# Extract start

Note also that I owned and used an original Mac (128kB RAM, one 400kB internal floppy drive, 64kB ROM) as my only machine for over a year (until I upgraded it to 512kB RAM and added an external floppy drive). While these additions made it *more* usable, it was quite usable without them - in fact I was paid to write software on it and for it that was used by researchers to process large data sets (single runs often took several days). So I am not just speaking from hearsay, but personal experience both as a user and programmer of the original Mac.
Make no mistake about it:
A vote for Nader is a vote for Bush.
Do not fall into this trap.
Vote for Nader only if you want four more years of Bush.
I would be very interested to see an example of a real-world application where unpredictable user inputs can demonstrably render static type-checking useless, or where static type-checking makes a real-world application significantly harder to write. Because I sure can't think of one.
Static type checking is still useful for those portions of the program that are, well, static. Any part of the program that deals only with data that is known at compile time, can benefit from static type checking. For example, if your menus are not dynamic (their content does not change) then that portion of your code can benefit from static type checking, etc.
But by far the more difficult bit is dealing with data that isn't known at compile time. Let's take the same example. What if I have a menu item that lists the names of recently opened files with their full path - say in a File menu. However, the menu drawing code I use assumes that all menu items are less than a certain number of characters. There is absolutely no way that I as a programmer can know at compile time whether the type of that file path will be stringLessThan64Characters, or whatever the limit is. I must do a run time check of the data, and respond accordingly. The benefits of compile time type checking are lost for this portion of the code, because it is interactive. The nature of the data that my algorithms will be dealing with cannot be known at compile time because it is determined by user input.
This issue is multiplied in the sequences of user mouse and keyboard actions in, for example, a graphics program. The user can cut/paste/drag/drop/copy-drag etc. At each juncture, my code must check the nature of the data to assure that it can be handled by my algorithms. Static type checking here becomes of little utility. I end up with much of my data being of type "Untyped" and so, it must be type checked repeatedly at run time.
Note that this need to do run time type checking is unavoidable not only in practice but in principle. There is simply no way to know what the type of the data generated by a complex series of user actions will be. Remember that type in this sense is strict, and includes such things as data size and dimensions, not just the underlying primitive type of which it is made. It is not enough to know that I'm getting a slew of bytes, I must know that they are well formed wrt my application's algorithms, and that they are of the right range of size.
Now add to this multiple user interactions across the network, and realize that by far your most important task with regard to type checking is not the ivory tower theoretical exercise of type inference, but the very real world task of checking each and every piece of data that the users throw at your code, and the results of combinations of such user inputs that you may not have originally predicted ("Oh, it never occurred to me that the user would select that menu item, click this radio button, type in such -and-such and then click this other unrelated button").

# Extract end

* **What the exercise asks**: Continue the excerpt on type checking, picking up after its final sentence. You can complete the task without the items that follow the text.

# Data lines start

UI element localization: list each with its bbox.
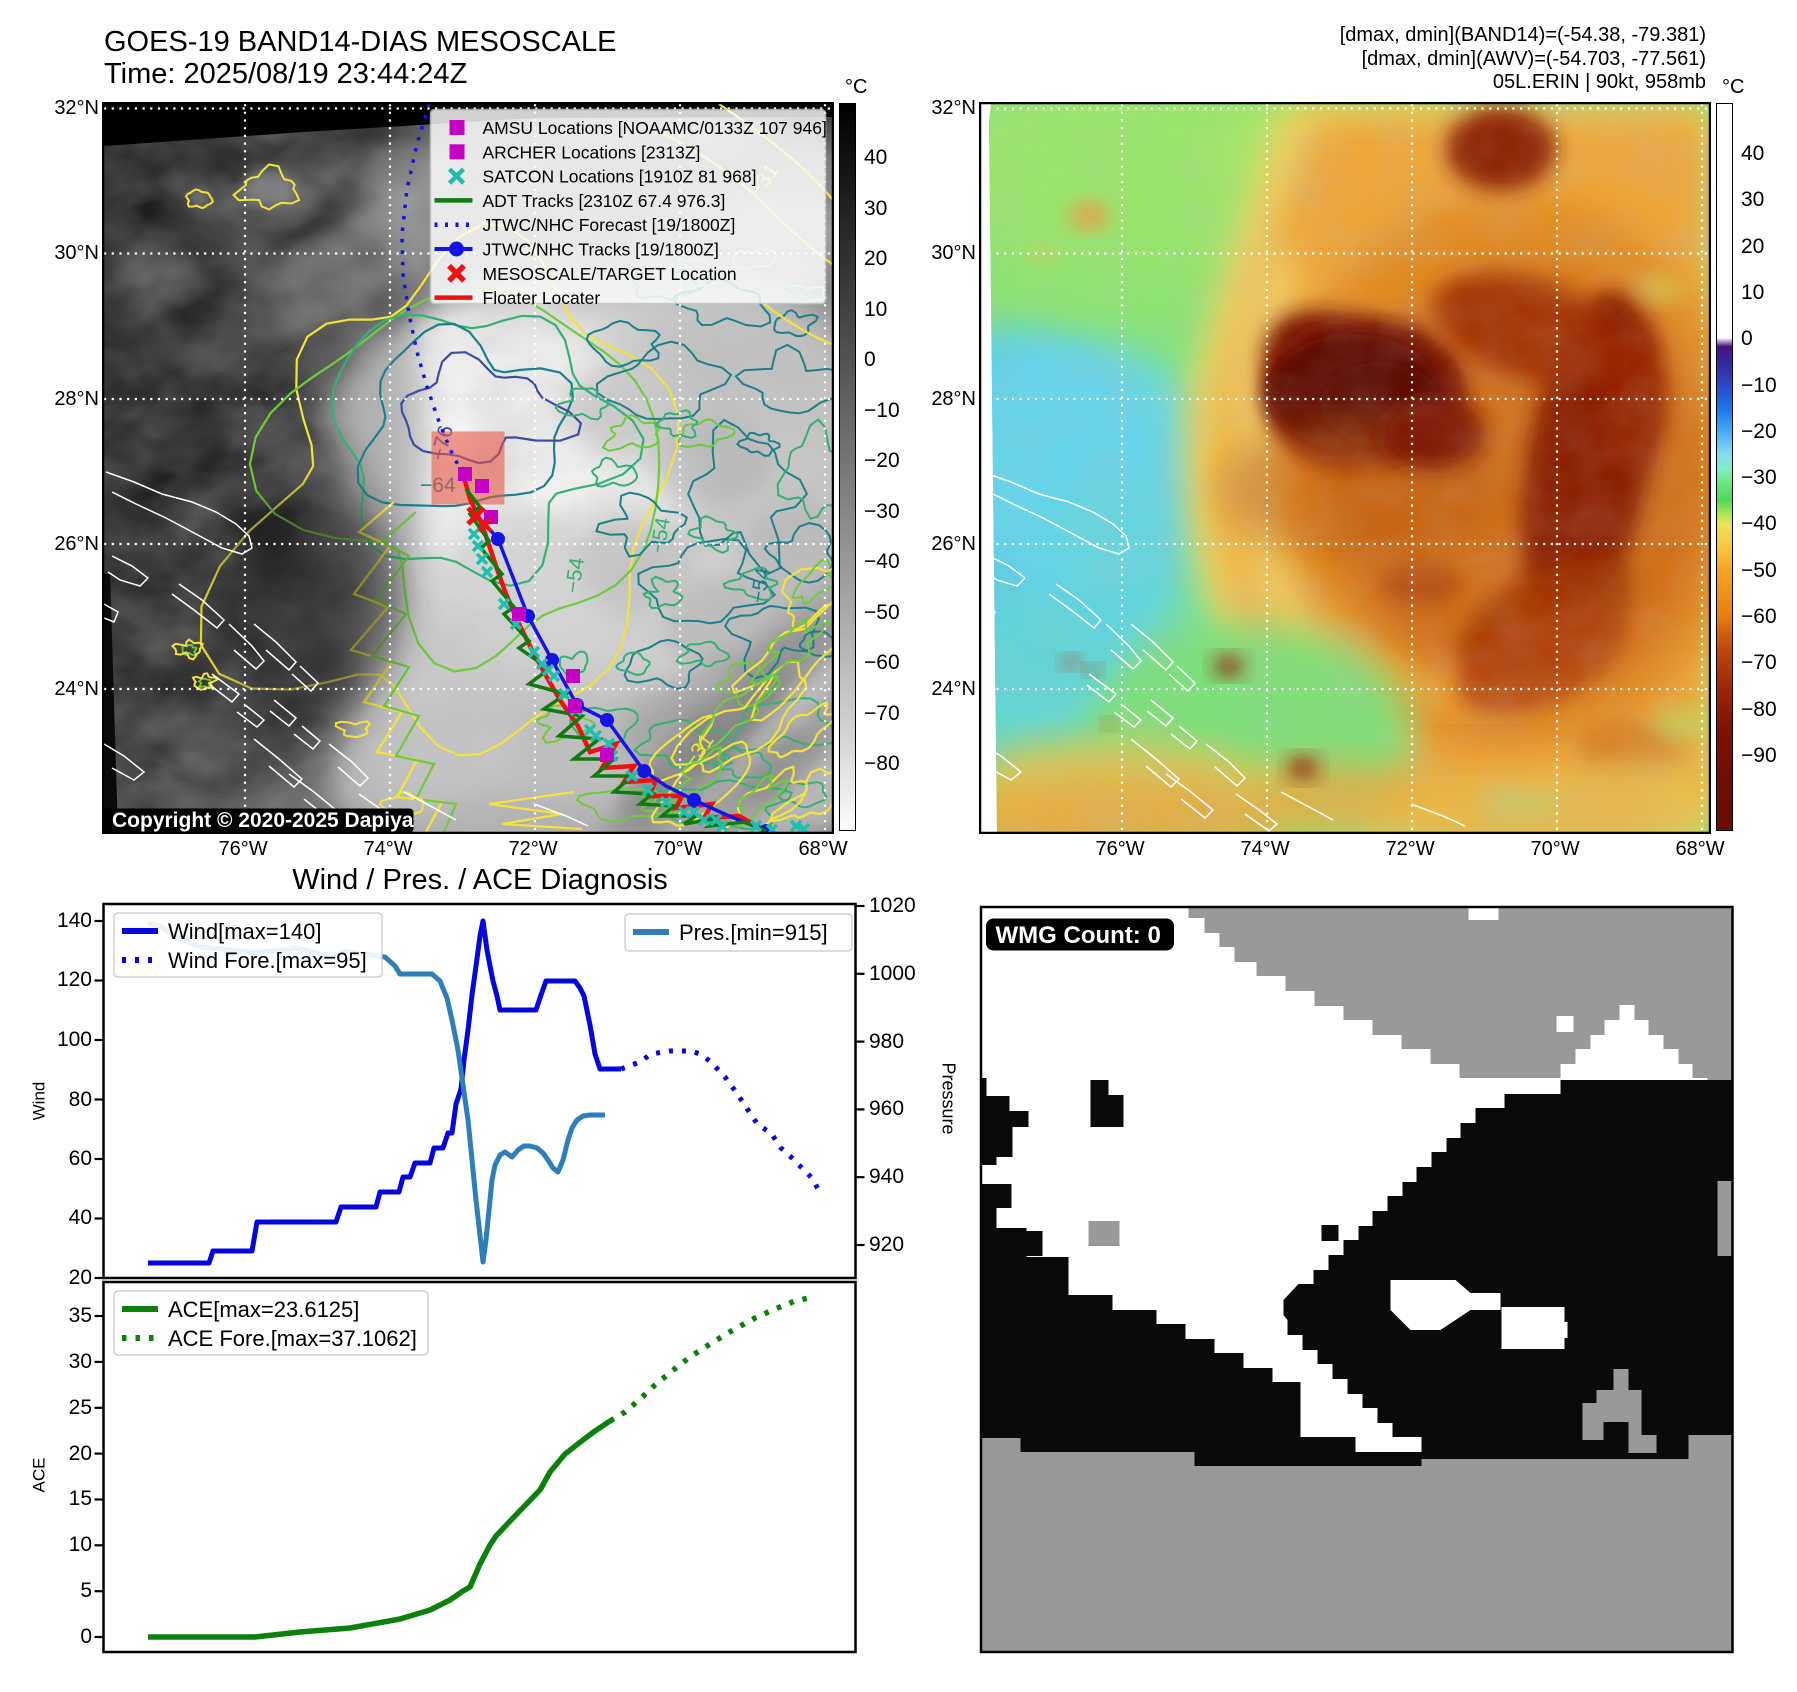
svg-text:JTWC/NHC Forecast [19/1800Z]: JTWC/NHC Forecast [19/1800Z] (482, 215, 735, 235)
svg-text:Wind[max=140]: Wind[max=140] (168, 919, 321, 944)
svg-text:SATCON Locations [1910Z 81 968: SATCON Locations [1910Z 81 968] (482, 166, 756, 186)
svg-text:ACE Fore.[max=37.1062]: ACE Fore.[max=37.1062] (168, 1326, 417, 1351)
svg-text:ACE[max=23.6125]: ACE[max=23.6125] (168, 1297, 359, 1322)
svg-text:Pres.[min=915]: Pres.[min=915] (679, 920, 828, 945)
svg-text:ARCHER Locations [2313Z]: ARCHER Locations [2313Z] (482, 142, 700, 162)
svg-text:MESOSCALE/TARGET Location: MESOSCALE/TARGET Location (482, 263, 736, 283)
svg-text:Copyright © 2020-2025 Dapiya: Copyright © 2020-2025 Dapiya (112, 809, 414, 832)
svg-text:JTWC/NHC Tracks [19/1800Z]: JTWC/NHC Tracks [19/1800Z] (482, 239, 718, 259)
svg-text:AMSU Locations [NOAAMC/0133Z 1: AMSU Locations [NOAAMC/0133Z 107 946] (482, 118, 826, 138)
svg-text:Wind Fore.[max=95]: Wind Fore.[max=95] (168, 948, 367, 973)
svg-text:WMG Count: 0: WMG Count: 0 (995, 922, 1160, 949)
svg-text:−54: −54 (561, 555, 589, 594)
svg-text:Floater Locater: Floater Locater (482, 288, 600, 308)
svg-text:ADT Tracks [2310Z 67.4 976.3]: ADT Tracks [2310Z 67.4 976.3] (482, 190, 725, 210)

# Data lines end

* **Task answer**:
The more interactive a piece of software is, the more choices the user has, the greater the use of network connectivity, the more the need for run time type checking. Since I'm doing all of these run time type checks, not because I want to, but because I have to I might as well use a language that is designed on the basis of run time type checking. I simply define the necessary constrained types I need, and throw an execption/condition when one of my functions/methods is called with the wrong type, as determined at run time.
The future belongs to interactive software, and interactive software demands run time type checking. It follows that the future belongs to languages that are dynamically typed.
This is really a performance issue, not a type safety issue. If type safety is particularly important, then type checks can be done at run time. However, doing these type checks at run time has a run time performance cost. Doing these same checks at compile time means that compiled code will run that much faster since no type checks are being performed at run time.
Certain types of programs really benefit from compile time type checking - specifically, those where inputs are known at compile time, or are known to be of certain types, or are known to be safe (i.e., inputs are not coming at your program across the wire from a potentiall hostile source - think any web app that takes free form input from users).
It could be argued that in the modern GUI/networked era, many apps are going to be doing lots of run time checking anyway because they are exposed to data inputs from potentially hostile users on a WAN - i.e., the internet, and they are at the mercy of user GUI inputs (bizarre mouse clicks and drags, bogus text or numeric field entries, etc.). That being the case, being able to do type inference and compile time type checks doesn't buy one much in terms of saftey or performance for any such app, since you'll be doing lots of run time type checks on user input data anyway.
IMHO, the idea of compile time type inference and type checking is born of a model of computing that is becoming obsolete. It was how most computation was done just a few decades ago - the programmer controlled the input closely, and so could guarantee inputs of certain types in certain ranges, etc. We have now moved into an era where the most interesting inputs are essentially unknowable at compile time - these are user inputs, whether GUI, keyboard, or network in origin. Just as importantly, user choice destroys the notion of a fixed algorithm executing in a predicable fasion. We simply can't know what direction our programs will take once we allow the user sufficient choice in shaping the programs execution. This being the case, and increasingly so as we go forward, I think that compile time type checking is a backward looking paradigm for programming languages.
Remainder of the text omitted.